==== Records for this task

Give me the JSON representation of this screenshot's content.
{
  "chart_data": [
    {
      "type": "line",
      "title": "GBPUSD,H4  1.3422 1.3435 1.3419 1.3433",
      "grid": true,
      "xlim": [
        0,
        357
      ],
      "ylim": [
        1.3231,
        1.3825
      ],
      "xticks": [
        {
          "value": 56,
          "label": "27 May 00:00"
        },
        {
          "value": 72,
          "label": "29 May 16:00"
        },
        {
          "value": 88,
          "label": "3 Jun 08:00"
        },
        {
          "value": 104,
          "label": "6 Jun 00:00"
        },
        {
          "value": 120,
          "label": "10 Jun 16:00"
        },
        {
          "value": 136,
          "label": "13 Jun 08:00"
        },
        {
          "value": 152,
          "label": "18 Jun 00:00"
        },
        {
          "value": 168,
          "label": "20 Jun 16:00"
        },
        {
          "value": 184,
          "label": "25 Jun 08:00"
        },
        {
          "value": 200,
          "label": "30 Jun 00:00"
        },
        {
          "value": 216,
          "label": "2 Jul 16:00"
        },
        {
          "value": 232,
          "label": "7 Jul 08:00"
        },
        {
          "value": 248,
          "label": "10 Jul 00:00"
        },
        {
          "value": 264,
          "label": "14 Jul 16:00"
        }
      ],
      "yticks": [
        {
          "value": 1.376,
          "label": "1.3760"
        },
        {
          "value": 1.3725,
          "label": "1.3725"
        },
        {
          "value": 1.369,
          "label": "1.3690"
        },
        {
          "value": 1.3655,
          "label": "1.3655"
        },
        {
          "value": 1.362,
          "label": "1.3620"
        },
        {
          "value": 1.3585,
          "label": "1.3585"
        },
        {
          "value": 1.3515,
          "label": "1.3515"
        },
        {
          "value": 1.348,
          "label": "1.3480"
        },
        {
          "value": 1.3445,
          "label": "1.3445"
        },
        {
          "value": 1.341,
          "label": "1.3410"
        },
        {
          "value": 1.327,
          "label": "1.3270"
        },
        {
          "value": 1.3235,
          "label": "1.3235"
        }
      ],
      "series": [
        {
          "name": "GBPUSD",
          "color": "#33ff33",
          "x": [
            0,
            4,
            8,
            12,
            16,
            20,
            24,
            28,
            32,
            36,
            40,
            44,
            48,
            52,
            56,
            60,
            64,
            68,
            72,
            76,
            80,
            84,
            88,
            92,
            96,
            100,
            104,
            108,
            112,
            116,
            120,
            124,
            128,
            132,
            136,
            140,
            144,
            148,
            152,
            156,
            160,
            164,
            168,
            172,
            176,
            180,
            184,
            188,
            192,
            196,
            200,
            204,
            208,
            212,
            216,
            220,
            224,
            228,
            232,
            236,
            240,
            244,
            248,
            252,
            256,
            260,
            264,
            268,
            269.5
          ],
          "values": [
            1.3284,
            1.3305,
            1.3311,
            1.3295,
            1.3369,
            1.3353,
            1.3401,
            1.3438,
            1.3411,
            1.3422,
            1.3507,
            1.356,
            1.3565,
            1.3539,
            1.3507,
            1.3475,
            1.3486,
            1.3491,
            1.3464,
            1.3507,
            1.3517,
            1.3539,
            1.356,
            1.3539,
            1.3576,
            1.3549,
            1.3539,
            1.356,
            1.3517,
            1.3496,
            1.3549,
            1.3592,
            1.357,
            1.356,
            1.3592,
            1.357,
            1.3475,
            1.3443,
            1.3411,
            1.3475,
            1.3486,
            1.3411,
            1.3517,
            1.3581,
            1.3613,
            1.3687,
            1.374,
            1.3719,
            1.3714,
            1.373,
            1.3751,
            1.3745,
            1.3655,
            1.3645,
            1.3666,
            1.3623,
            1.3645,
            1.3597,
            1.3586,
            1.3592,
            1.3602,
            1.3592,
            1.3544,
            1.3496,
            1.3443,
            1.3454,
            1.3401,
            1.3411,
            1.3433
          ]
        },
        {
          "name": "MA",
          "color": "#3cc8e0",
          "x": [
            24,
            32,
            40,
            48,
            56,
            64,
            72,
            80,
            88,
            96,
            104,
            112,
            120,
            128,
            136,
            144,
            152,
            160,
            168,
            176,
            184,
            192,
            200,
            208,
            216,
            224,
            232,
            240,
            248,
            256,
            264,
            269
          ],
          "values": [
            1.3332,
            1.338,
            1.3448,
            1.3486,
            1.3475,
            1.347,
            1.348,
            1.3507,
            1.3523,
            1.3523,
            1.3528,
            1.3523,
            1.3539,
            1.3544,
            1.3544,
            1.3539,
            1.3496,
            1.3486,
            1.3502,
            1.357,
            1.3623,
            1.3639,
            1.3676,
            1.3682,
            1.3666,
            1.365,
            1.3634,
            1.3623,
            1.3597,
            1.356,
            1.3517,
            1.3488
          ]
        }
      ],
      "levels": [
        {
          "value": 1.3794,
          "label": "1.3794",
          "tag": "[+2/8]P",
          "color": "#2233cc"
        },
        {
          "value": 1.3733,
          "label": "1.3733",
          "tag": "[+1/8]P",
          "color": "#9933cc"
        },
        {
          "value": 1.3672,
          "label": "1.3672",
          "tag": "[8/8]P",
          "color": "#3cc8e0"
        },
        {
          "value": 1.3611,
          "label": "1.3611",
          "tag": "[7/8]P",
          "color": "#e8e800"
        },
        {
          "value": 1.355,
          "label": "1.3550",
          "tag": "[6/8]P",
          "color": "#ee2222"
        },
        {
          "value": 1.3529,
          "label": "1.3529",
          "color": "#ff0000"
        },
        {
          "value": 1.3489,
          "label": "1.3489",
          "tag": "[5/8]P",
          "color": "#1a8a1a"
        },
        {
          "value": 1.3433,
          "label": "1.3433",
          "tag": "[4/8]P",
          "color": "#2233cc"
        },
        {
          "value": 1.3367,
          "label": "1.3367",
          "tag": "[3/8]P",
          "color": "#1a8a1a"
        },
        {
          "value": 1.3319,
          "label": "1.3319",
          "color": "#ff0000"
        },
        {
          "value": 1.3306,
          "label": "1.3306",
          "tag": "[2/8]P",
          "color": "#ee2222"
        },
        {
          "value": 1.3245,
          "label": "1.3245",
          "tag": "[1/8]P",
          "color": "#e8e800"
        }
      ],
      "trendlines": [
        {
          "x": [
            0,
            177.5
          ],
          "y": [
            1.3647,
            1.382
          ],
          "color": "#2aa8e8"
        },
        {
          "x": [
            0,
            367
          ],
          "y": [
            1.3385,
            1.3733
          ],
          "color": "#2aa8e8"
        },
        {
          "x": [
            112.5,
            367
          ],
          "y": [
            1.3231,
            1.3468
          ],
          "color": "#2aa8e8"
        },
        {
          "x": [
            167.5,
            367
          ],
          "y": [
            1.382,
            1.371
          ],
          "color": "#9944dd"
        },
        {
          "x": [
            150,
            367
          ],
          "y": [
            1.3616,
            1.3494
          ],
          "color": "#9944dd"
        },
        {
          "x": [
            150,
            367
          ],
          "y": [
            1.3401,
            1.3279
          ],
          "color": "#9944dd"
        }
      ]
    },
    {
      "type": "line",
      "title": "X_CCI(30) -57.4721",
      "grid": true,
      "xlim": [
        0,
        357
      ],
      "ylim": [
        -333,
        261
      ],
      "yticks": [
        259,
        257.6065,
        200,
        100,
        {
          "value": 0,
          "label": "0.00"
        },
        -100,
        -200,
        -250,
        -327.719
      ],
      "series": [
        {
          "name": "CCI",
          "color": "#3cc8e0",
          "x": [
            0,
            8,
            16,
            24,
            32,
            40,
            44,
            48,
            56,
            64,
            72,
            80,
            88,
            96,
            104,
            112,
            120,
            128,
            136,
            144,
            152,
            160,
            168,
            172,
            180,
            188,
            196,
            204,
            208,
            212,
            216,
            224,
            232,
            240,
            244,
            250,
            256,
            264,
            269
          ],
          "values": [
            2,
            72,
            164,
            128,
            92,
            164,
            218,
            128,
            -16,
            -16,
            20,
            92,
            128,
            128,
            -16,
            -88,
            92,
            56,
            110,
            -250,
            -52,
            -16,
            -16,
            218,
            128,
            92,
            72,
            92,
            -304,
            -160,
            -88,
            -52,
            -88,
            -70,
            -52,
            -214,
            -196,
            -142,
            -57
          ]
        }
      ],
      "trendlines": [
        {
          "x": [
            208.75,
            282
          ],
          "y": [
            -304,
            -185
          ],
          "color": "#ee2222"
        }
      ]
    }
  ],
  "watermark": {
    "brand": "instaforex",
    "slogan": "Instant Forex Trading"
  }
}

========

Problem » Copy every line of the listing that includes the string "GBPUSD".

Answer to the problem »
      "title": "GBPUSD,H4  1.3422 1.3435 1.3419 1.3433",
          "name": "GBPUSD",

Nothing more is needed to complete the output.